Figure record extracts
━━━━━━━━

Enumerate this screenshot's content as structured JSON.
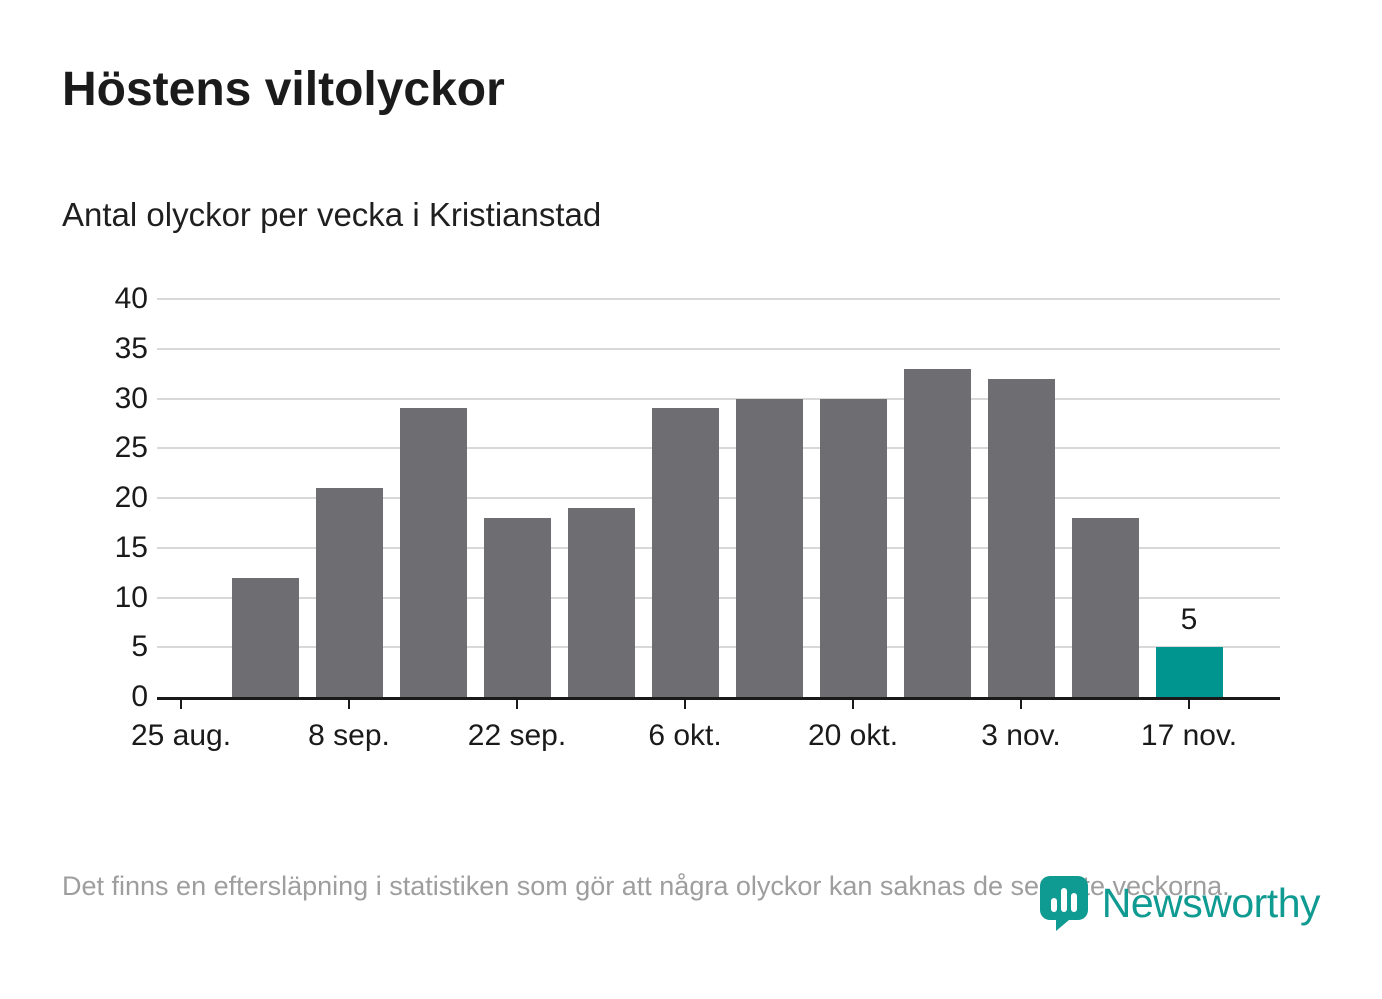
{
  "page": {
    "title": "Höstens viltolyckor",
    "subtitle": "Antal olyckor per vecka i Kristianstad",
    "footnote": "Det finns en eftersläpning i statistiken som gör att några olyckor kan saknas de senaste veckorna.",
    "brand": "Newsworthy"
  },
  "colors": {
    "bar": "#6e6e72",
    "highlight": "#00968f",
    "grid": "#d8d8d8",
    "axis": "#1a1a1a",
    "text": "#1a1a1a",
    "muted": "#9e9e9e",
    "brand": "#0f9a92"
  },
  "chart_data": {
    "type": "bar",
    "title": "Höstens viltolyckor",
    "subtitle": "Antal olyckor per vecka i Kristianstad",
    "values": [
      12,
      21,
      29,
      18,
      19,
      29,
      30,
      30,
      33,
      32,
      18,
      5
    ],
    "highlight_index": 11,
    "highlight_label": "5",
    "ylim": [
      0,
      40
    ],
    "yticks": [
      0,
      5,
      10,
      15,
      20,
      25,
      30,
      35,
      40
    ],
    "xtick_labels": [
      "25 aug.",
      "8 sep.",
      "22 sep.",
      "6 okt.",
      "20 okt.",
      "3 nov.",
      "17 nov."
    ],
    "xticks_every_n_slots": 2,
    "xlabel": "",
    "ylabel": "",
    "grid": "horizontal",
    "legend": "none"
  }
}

━━━━━━━━

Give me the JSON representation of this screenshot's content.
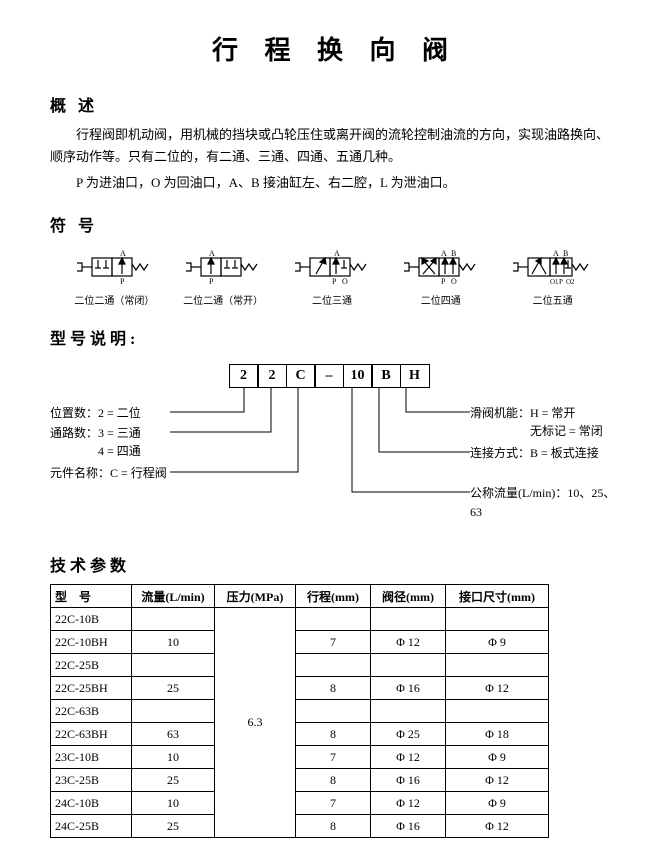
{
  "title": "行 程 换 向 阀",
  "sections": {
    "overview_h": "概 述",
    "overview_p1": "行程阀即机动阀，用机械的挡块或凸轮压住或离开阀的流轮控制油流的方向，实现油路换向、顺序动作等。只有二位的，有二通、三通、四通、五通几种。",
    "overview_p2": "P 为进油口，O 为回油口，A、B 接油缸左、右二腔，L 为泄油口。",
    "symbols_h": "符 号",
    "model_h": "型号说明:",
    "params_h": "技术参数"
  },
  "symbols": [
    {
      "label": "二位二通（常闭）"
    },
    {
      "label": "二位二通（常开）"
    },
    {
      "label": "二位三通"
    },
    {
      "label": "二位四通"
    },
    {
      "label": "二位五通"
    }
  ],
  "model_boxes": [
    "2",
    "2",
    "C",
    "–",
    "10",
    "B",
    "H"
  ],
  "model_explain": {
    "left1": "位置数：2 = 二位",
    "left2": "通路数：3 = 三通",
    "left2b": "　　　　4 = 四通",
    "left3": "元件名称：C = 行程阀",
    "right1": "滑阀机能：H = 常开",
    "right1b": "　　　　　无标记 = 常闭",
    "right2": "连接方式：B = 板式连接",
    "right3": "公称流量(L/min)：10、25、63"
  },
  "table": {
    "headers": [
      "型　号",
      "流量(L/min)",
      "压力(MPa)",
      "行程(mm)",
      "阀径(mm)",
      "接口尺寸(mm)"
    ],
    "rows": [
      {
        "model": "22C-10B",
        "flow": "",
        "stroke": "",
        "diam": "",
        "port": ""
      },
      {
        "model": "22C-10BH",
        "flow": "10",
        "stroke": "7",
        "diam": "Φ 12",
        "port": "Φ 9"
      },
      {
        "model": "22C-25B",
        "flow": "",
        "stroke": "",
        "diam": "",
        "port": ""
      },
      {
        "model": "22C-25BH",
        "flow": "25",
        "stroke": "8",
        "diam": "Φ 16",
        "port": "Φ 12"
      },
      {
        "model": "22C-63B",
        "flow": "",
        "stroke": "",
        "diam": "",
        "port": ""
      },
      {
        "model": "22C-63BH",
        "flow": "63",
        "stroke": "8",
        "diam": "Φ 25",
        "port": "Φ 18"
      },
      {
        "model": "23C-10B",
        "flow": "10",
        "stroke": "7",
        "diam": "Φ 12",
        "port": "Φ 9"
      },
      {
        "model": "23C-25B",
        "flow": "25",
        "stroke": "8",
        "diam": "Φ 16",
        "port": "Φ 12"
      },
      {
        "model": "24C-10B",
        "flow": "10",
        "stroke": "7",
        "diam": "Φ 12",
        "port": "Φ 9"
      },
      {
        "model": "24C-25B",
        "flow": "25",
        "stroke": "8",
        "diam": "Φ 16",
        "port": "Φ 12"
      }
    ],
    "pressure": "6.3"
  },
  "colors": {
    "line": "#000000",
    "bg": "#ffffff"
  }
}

━━━━━━━━

*What is expected:*
Of the lines above, how many include the word "content"? Reply with the number alone.

*Response for this exercise:*
2